> _Exercise goal_
Please output the lines shown below exactly as they appear.

> _Dataset records_
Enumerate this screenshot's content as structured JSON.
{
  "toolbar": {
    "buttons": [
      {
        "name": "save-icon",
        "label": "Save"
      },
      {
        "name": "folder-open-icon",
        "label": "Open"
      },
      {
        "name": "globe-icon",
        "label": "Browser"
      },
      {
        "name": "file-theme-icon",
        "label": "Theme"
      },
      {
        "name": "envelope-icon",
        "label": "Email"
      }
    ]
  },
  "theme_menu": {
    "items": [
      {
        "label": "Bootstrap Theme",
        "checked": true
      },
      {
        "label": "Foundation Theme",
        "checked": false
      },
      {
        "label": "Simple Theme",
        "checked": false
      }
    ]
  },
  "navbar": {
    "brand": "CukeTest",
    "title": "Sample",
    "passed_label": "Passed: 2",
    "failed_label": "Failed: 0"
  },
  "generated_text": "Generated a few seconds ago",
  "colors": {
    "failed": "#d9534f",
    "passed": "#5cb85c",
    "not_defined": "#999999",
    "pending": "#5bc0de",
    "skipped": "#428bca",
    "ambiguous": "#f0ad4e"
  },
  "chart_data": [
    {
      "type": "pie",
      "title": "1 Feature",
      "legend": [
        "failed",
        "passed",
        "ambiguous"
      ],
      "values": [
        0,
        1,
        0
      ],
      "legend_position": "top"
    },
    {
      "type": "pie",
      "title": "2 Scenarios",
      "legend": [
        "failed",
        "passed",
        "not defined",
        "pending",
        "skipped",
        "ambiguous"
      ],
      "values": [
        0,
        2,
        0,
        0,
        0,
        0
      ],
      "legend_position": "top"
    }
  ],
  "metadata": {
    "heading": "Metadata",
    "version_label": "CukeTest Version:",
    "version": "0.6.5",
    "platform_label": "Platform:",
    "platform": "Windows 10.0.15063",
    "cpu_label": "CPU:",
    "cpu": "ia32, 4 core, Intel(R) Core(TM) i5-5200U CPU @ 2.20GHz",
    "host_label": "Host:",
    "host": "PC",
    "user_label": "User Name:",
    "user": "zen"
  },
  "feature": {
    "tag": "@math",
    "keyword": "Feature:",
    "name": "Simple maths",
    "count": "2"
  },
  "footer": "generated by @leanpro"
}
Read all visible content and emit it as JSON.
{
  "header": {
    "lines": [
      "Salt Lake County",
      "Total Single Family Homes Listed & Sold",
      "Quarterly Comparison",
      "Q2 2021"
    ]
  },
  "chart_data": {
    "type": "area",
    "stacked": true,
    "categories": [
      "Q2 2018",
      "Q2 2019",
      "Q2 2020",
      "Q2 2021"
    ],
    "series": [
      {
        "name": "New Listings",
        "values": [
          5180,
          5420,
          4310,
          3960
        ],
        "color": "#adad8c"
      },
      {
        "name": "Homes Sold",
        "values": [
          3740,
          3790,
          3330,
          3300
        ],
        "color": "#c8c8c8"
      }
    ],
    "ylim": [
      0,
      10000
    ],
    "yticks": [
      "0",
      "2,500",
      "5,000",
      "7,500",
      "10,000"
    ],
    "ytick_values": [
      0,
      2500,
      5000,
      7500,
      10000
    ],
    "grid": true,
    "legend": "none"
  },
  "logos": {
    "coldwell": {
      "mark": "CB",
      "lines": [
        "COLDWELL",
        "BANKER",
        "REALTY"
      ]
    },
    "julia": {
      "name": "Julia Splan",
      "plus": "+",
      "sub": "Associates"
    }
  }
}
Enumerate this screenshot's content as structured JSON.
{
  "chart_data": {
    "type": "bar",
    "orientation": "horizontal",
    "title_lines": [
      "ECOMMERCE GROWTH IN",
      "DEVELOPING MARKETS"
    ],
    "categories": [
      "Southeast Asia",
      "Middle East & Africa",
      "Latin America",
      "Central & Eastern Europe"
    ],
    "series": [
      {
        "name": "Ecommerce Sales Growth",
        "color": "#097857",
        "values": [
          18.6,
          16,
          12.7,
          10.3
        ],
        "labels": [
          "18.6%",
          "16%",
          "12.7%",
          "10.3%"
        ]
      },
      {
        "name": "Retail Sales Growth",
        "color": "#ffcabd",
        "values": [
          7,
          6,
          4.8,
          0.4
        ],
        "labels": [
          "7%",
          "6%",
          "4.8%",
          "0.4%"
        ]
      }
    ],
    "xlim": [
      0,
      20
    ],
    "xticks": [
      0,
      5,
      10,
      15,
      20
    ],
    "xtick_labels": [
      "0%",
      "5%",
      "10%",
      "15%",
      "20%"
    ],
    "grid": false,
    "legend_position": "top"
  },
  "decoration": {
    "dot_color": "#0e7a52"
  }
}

> _Written answer_
Enumerate this screenshot's content as structured JSON.
{
  "toolbar": {
    "buttons": [
      {
        "name": "save-icon",
        "label": "Save"
      },
      {
        "name": "folder-open-icon",
        "label": "Open"
      },
      {
        "name": "globe-icon",
        "label": "Browser"
      },
      {
        "name": "file-theme-icon",
        "label": "Theme"
      },
      {
        "name": "envelope-icon",
        "label": "Email"
      }
    ]
  },
  "theme_menu": {
    "items": [
      {
        "label": "Bootstrap Theme",
        "checked": true
      },
      {
        "label": "Foundation Theme",
        "checked": false
      },
      {
        "label": "Simple Theme",
        "checked": false
      }
    ]
  },
  "navbar": {
    "brand": "CukeTest",
    "title": "Sample",
    "passed_label": "Passed: 2",
    "failed_label": "Failed: 0"
  },
  "generated_text": "Generated a few seconds ago",
  "colors": {
    "failed": "#d9534f",
    "passed": "#5cb85c",
    "not_defined": "#999999",
    "pending": "#5bc0de",
    "skipped": "#428bca",
    "ambiguous": "#f0ad4e"
  },
  "chart_data": [
    {
      "type": "pie",
      "title": "1 Feature",
      "legend": [
        "failed",
        "passed",
        "ambiguous"
      ],
      "values": [
        0,
        1,
        0
      ],
      "legend_position": "top"
    },
    {
      "type": "pie",
      "title": "2 Scenarios",
      "legend": [
        "failed",
        "passed",
        "not defined",
        "pending",
        "skipped",
        "ambiguous"
      ],
      "values": [
        0,
        2,
        0,
        0,
        0,
        0
      ],
      "legend_position": "top"
    }
  ],
  "metadata": {
    "heading": "Metadata",
    "version_label": "CukeTest Version:",
    "version": "0.6.5",
    "platform_label": "Platform:",
    "platform": "Windows 10.0.15063",
    "cpu_label": "CPU:",
    "cpu": "ia32, 4 core, Intel(R) Core(TM) i5-5200U CPU @ 2.20GHz",
    "host_label": "Host:",
    "host": "PC",
    "user_label": "User Name:",
    "user": "zen"
  },
  "feature": {
    "tag": "@math",
    "keyword": "Feature:",
    "name": "Simple maths",
    "count": "2"
  },
  "footer": "generated by @leanpro"
}
Read all visible content and emit it as JSON.
{
  "header": {
    "lines": [
      "Salt Lake County",
      "Total Single Family Homes Listed & Sold",
      "Quarterly Comparison",
      "Q2 2021"
    ]
  },
  "chart_data": {
    "type": "area",
    "stacked": true,
    "categories": [
      "Q2 2018",
      "Q2 2019",
      "Q2 2020",
      "Q2 2021"
    ],
    "series": [
      {
        "name": "New Listings",
        "values": [
          5180,
          5420,
          4310,
          3960
        ],
        "color": "#adad8c"
      },
      {
        "name": "Homes Sold",
        "values": [
          3740,
          3790,
          3330,
          3300
        ],
        "color": "#c8c8c8"
      }
    ],
    "ylim": [
      0,
      10000
    ],
    "yticks": [
      "0",
      "2,500",
      "5,000",
      "7,500",
      "10,000"
    ],
    "ytick_values": [
      0,
      2500,
      5000,
      7500,
      10000
    ],
    "grid": true,
    "legend": "none"
  },
  "logos": {
    "coldwell": {
      "mark": "CB",
      "lines": [
        "COLDWELL",
        "BANKER",
        "REALTY"
      ]
    },
    "julia": {
      "name": "Julia Splan",
      "plus": "+",
      "sub": "Associates"
    }
  }
}
Enumerate this screenshot's content as structured JSON.
{
  "chart_data": {
    "type": "bar",
    "orientation": "horizontal",
    "title_lines": [
      "ECOMMERCE GROWTH IN",
      "DEVELOPING MARKETS"
    ],
    "categories": [
      "Southeast Asia",
      "Middle East & Africa",
      "Latin America",
      "Central & Eastern Europe"
    ],
    "series": [
      {
        "name": "Ecommerce Sales Growth",
        "color": "#097857",
        "values": [
          18.6,
          16,
          12.7,
          10.3
        ],
        "labels": [
          "18.6%",
          "16%",
          "12.7%",
          "10.3%"
        ]
      },
      {
        "name": "Retail Sales Growth",
        "color": "#ffcabd",
        "values": [
          7,
          6,
          4.8,
          0.4
        ],
        "labels": [
          "7%",
          "6%",
          "4.8%",
          "0.4%"
        ]
      }
    ],
    "xlim": [
      0,
      20
    ],
    "xticks": [
      0,
      5,
      10,
      15,
      20
    ],
    "xtick_labels": [
      "0%",
      "5%",
      "10%",
      "15%",
      "20%"
    ],
    "grid": false,
    "legend_position": "top"
  },
  "decoration": {
    "dot_color": "#0e7a52"
  }
}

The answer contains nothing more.